** start Recorded data **
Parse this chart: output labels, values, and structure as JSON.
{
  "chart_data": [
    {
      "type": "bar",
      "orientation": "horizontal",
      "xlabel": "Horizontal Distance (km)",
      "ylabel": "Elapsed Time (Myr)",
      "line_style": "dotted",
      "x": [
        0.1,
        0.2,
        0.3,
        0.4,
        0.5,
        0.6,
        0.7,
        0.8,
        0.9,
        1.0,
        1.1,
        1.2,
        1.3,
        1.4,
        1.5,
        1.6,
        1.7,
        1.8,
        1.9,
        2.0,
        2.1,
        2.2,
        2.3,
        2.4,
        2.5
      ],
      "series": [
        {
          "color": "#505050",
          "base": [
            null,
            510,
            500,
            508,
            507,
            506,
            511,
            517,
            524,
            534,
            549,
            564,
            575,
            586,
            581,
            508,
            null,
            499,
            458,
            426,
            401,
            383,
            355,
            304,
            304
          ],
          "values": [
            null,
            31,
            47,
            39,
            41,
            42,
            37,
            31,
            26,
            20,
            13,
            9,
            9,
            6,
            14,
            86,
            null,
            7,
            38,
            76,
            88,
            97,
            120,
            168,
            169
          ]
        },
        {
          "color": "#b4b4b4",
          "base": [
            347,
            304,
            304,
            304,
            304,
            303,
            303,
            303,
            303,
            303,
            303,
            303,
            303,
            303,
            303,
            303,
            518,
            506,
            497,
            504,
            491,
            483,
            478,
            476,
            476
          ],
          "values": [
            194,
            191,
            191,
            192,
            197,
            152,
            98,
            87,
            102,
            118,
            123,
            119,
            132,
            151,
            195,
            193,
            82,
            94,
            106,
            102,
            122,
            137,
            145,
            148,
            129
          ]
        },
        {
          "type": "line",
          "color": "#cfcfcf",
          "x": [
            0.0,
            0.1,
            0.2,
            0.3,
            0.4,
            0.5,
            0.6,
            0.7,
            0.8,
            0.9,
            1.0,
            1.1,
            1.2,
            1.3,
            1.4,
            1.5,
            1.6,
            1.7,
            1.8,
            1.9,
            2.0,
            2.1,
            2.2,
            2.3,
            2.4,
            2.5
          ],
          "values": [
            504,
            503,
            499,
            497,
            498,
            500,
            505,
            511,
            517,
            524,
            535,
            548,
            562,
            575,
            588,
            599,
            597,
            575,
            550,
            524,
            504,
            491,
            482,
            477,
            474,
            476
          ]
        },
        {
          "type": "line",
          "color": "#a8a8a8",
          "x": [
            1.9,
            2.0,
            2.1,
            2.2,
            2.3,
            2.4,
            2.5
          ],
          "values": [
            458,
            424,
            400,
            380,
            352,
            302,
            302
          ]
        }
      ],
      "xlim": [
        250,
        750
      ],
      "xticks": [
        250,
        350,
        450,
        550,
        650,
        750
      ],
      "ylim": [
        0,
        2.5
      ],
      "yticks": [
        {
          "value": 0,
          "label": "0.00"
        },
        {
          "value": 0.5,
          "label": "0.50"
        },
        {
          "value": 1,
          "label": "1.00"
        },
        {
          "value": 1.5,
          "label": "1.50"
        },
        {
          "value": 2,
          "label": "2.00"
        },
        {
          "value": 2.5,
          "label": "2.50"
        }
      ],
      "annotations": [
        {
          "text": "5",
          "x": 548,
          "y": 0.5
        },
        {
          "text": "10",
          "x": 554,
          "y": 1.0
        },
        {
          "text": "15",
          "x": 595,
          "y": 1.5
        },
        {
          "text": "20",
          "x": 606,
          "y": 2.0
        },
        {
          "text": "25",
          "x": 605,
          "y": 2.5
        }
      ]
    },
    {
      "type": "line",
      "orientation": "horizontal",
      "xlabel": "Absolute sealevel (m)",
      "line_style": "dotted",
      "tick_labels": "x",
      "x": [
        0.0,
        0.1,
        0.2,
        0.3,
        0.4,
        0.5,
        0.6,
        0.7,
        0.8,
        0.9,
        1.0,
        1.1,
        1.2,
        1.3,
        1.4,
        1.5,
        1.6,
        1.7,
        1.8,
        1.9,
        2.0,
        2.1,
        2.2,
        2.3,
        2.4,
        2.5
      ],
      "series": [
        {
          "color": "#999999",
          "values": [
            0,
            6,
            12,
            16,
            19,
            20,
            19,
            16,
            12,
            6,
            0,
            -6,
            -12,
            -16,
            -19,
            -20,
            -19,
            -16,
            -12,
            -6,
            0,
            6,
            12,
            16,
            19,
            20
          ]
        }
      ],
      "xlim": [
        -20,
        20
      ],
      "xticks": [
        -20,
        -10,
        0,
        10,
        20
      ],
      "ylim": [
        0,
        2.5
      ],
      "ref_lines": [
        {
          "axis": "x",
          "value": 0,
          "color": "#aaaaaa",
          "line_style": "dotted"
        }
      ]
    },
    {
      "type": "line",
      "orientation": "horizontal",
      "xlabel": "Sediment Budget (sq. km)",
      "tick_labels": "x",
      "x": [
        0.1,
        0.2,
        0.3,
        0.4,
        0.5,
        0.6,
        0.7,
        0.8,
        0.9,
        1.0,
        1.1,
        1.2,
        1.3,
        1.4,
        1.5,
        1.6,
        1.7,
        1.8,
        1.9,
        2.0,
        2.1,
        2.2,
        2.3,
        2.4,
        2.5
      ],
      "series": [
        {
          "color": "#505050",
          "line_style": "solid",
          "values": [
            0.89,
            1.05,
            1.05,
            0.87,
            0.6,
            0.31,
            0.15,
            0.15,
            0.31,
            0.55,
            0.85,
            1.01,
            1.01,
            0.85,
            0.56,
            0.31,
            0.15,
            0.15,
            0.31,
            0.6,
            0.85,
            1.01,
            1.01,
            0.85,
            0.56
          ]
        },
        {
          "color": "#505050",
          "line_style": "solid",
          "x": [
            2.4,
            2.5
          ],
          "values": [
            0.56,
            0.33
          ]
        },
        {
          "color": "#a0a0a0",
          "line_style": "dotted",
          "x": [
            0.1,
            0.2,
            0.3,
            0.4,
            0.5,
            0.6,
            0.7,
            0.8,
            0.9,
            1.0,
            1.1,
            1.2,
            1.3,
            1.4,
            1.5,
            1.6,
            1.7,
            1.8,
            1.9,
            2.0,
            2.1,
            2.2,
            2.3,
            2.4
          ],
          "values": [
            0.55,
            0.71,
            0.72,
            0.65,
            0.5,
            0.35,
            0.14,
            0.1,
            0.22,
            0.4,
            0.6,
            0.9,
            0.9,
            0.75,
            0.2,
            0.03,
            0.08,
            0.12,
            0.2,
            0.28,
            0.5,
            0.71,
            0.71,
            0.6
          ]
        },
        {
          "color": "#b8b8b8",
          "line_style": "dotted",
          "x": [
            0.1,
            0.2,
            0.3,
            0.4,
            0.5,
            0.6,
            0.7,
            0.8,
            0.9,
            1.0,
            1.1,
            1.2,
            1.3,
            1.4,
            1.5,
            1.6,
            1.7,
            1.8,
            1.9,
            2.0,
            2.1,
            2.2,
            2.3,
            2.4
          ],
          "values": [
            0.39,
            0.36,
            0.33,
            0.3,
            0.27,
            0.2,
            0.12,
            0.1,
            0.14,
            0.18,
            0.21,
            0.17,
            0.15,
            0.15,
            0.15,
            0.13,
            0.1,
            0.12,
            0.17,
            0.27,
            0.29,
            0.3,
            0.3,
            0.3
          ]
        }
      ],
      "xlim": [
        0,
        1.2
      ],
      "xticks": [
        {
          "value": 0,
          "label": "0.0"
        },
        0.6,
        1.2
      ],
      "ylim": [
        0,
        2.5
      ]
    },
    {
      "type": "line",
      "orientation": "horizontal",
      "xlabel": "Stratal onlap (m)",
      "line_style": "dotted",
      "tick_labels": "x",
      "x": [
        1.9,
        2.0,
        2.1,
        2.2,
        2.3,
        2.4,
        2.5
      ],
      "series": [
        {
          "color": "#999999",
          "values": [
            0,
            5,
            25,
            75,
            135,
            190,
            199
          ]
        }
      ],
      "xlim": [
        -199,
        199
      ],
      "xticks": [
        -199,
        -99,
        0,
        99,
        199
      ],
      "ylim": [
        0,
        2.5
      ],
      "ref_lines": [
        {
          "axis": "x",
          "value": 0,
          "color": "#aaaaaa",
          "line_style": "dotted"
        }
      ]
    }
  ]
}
** end Recorded data **
§ Required task: From the entries above, list each line with "xlabel" in it.

§ Result for this task:
      "xlabel": "Horizontal Distance (km)",
      "xlabel": "Absolute sealevel (m)",
      "xlabel": "Sediment Budget (sq. km)",
      "xlabel": "Stratal onlap (m)",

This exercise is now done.